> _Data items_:

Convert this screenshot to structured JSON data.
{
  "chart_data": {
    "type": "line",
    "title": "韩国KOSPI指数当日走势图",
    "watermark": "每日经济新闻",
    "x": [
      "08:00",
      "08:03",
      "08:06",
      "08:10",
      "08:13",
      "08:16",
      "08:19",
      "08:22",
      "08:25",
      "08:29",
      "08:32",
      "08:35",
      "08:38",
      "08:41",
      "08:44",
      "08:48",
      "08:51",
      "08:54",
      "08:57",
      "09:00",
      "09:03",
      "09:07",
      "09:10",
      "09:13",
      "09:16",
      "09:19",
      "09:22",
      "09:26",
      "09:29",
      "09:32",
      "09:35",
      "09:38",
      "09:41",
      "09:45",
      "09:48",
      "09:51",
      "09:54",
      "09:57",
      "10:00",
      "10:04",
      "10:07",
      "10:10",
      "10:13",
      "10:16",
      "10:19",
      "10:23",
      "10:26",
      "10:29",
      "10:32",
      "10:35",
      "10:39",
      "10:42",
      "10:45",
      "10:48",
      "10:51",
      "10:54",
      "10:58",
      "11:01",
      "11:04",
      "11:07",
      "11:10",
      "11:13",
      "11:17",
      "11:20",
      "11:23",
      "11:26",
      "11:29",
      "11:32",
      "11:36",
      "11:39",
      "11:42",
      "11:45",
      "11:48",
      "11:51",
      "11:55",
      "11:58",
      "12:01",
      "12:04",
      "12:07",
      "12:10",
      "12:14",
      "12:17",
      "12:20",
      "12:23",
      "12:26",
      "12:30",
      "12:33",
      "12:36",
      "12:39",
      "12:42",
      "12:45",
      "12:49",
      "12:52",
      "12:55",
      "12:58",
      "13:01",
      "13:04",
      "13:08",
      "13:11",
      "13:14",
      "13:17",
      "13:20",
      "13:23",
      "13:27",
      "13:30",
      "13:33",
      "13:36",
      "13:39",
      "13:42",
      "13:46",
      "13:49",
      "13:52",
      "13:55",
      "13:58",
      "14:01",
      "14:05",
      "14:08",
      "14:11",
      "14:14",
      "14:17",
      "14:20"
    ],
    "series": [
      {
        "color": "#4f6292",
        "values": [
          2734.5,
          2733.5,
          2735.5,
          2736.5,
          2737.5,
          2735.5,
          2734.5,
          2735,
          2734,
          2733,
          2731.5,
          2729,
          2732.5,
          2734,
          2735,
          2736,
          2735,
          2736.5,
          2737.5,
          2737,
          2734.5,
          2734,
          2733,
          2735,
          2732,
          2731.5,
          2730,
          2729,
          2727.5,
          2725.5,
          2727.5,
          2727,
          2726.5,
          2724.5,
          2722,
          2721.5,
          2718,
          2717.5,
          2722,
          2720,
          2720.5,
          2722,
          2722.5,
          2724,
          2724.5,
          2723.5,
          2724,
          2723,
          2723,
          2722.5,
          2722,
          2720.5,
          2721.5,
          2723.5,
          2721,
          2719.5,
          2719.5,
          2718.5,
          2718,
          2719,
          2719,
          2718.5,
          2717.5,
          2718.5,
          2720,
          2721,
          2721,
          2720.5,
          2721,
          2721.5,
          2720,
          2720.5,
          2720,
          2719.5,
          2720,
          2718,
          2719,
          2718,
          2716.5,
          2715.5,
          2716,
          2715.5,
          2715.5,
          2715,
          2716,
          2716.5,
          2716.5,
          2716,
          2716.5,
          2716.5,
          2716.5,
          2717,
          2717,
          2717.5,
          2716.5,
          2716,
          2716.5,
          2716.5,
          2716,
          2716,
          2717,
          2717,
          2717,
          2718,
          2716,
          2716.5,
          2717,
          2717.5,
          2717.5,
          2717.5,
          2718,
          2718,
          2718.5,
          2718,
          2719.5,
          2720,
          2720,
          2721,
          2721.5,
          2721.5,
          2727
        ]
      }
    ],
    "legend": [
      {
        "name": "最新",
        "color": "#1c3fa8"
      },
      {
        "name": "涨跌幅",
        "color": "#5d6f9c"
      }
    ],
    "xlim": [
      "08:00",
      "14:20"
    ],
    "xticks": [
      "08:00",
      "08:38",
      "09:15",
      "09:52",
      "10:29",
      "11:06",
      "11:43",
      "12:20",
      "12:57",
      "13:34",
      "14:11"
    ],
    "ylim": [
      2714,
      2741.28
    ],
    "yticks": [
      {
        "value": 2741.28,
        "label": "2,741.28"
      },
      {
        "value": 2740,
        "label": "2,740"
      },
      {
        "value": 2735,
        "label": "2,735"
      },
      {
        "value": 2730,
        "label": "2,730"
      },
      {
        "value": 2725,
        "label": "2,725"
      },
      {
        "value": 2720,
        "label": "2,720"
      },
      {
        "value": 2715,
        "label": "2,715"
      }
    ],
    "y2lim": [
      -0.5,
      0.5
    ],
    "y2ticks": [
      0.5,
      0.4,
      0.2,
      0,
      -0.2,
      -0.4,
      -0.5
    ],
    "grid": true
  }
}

> _Aim of the exercise_: Show each line in the entries that holds the string "color".

> _Output below_:
        "color": "#4f6292",
        "color": "#1c3fa8"
        "color": "#5d6f9c"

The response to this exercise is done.